What you have to do
Reproduce every line of the data below word for word, keeping the order and each character unchanged.

Listings of elements and regions:
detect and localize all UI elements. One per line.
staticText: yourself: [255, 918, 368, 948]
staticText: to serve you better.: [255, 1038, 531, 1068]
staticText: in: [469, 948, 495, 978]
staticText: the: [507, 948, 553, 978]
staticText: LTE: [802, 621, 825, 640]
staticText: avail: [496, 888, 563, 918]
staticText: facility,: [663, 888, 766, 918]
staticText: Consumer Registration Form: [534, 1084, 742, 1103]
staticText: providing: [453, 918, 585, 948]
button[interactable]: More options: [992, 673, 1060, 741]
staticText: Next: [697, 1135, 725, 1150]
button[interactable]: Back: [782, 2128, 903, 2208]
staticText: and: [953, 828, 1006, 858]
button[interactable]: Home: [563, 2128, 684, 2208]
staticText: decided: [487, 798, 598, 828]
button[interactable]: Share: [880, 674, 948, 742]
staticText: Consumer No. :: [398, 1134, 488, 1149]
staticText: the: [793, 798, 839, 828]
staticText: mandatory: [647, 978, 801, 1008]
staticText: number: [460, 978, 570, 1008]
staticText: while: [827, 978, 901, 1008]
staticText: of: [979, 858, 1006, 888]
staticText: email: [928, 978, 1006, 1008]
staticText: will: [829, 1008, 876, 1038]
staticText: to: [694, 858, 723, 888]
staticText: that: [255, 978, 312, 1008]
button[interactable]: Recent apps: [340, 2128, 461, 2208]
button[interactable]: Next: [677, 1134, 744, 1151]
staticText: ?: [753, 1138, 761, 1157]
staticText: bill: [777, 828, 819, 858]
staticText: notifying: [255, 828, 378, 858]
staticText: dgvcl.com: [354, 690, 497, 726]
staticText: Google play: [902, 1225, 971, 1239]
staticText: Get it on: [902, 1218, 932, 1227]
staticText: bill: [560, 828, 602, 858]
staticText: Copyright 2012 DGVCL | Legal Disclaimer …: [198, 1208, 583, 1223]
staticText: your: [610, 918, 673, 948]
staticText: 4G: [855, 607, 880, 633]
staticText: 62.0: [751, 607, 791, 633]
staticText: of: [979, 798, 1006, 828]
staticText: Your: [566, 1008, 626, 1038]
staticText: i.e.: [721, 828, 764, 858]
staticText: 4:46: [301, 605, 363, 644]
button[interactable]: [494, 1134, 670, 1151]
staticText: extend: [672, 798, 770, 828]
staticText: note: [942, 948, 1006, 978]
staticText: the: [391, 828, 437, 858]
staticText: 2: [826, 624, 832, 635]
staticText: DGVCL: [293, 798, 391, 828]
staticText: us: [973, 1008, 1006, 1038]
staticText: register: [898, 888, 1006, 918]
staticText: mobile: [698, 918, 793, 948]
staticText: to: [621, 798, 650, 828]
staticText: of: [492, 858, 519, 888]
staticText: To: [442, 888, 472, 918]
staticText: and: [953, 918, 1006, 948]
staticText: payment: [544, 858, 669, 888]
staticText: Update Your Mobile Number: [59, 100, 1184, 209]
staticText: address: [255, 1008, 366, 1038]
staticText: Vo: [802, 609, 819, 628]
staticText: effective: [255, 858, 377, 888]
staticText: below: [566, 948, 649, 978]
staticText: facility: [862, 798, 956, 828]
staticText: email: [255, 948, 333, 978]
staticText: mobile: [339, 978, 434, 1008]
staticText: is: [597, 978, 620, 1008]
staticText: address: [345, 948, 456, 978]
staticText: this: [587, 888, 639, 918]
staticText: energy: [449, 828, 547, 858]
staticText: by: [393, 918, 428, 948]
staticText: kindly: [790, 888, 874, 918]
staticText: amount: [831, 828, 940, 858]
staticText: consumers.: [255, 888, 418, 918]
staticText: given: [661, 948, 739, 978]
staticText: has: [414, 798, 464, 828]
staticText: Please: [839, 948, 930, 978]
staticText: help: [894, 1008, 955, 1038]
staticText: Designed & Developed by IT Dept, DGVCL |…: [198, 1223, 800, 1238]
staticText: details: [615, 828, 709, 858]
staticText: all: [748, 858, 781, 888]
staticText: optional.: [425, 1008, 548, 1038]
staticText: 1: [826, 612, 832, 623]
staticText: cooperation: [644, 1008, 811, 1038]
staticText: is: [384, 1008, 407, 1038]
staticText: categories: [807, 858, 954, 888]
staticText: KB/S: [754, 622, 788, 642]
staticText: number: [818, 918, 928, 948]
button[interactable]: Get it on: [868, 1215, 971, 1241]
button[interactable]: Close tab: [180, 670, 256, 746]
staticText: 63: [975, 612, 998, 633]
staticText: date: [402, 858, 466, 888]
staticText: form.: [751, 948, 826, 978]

Expected answer
detect and localize all UI elements. One per line.
staticText: yourself: [255, 918, 368, 948]
staticText: to serve you better.: [255, 1038, 531, 1068]
staticText: in: [469, 948, 495, 978]
staticText: the: [507, 948, 553, 978]
staticText: LTE: [802, 621, 825, 640]
staticText: avail: [496, 888, 563, 918]
staticText: facility,: [663, 888, 766, 918]
staticText: Consumer Registration Form: [534, 1084, 742, 1103]
staticText: providing: [453, 918, 585, 948]
button[interactable]: More options: [992, 673, 1060, 741]
staticText: Next: [697, 1135, 725, 1150]
button[interactable]: Back: [782, 2128, 903, 2208]
staticText: and: [953, 828, 1006, 858]
button[interactable]: Home: [563, 2128, 684, 2208]
staticText: decided: [487, 798, 598, 828]
button[interactable]: Share: [880, 674, 948, 742]
staticText: Consumer No. :: [398, 1134, 488, 1149]
staticText: the: [793, 798, 839, 828]
staticText: mandatory: [647, 978, 801, 1008]
staticText: number: [460, 978, 570, 1008]
staticText: while: [827, 978, 901, 1008]
staticText: of: [979, 858, 1006, 888]
staticText: email: [928, 978, 1006, 1008]
staticText: will: [829, 1008, 876, 1038]
staticText: to: [694, 858, 723, 888]
staticText: that: [255, 978, 312, 1008]
button[interactable]: Recent apps: [340, 2128, 461, 2208]
button[interactable]: Next: [677, 1134, 744, 1151]
staticText: ?: [753, 1138, 761, 1157]
staticText: bill: [777, 828, 819, 858]
staticText: notifying: [255, 828, 378, 858]
staticText: dgvcl.com: [354, 690, 497, 726]
staticText: Google play: [902, 1225, 971, 1239]
staticText: Get it on: [902, 1218, 932, 1227]
staticText: bill: [560, 828, 602, 858]
staticText: Copyright 2012 DGVCL | Legal Disclaimer …: [198, 1208, 583, 1223]
staticText: your: [610, 918, 673, 948]
staticText: 4G: [855, 607, 880, 633]
staticText: 62.0: [751, 607, 791, 633]
staticText: of: [979, 798, 1006, 828]
staticText: Your: [566, 1008, 626, 1038]
staticText: i.e.: [721, 828, 764, 858]
staticText: 4:46: [301, 605, 363, 644]
button[interactable]: [494, 1134, 670, 1151]
staticText: extend: [672, 798, 770, 828]
staticText: note: [942, 948, 1006, 978]
staticText: the: [391, 828, 437, 858]
staticText: 2: [826, 624, 832, 635]
staticText: DGVCL: [293, 798, 391, 828]
staticText: us: [973, 1008, 1006, 1038]
staticText: register: [898, 888, 1006, 918]
staticText: mobile: [698, 918, 793, 948]
staticText: to: [621, 798, 650, 828]
staticText: of: [492, 858, 519, 888]
staticText: To: [442, 888, 472, 918]
staticText: and: [953, 918, 1006, 948]
staticText: payment: [544, 858, 669, 888]
staticText: Update Your Mobile Number: [59, 100, 1184, 209]
staticText: address: [255, 1008, 366, 1038]
staticText: Vo: [802, 609, 819, 628]
staticText: effective: [255, 858, 377, 888]
staticText: below: [566, 948, 649, 978]
staticText: facility: [862, 798, 956, 828]
staticText: email: [255, 948, 333, 978]
staticText: mobile: [339, 978, 434, 1008]
staticText: is: [597, 978, 620, 1008]
staticText: address: [345, 948, 456, 978]
staticText: this: [587, 888, 639, 918]
staticText: energy: [449, 828, 547, 858]
staticText: by: [393, 918, 428, 948]
staticText: kindly: [790, 888, 874, 918]
staticText: amount: [831, 828, 940, 858]
staticText: consumers.: [255, 888, 418, 918]
staticText: given: [661, 948, 739, 978]
staticText: has: [414, 798, 464, 828]
staticText: Please: [839, 948, 930, 978]
staticText: help: [894, 1008, 955, 1038]
staticText: Designed & Developed by IT Dept, DGVCL |…: [198, 1223, 800, 1238]
staticText: details: [615, 828, 709, 858]
staticText: all: [748, 858, 781, 888]
staticText: optional.: [425, 1008, 548, 1038]
staticText: 1: [826, 612, 832, 623]
staticText: cooperation: [644, 1008, 811, 1038]
staticText: is: [384, 1008, 407, 1038]
staticText: categories: [807, 858, 954, 888]
staticText: KB/S: [754, 622, 788, 642]
staticText: number: [818, 918, 928, 948]
button[interactable]: Get it on: [868, 1215, 971, 1241]
button[interactable]: Close tab: [180, 670, 256, 746]
staticText: 63: [975, 612, 998, 633]
staticText: date: [402, 858, 466, 888]
staticText: form.: [751, 948, 826, 978]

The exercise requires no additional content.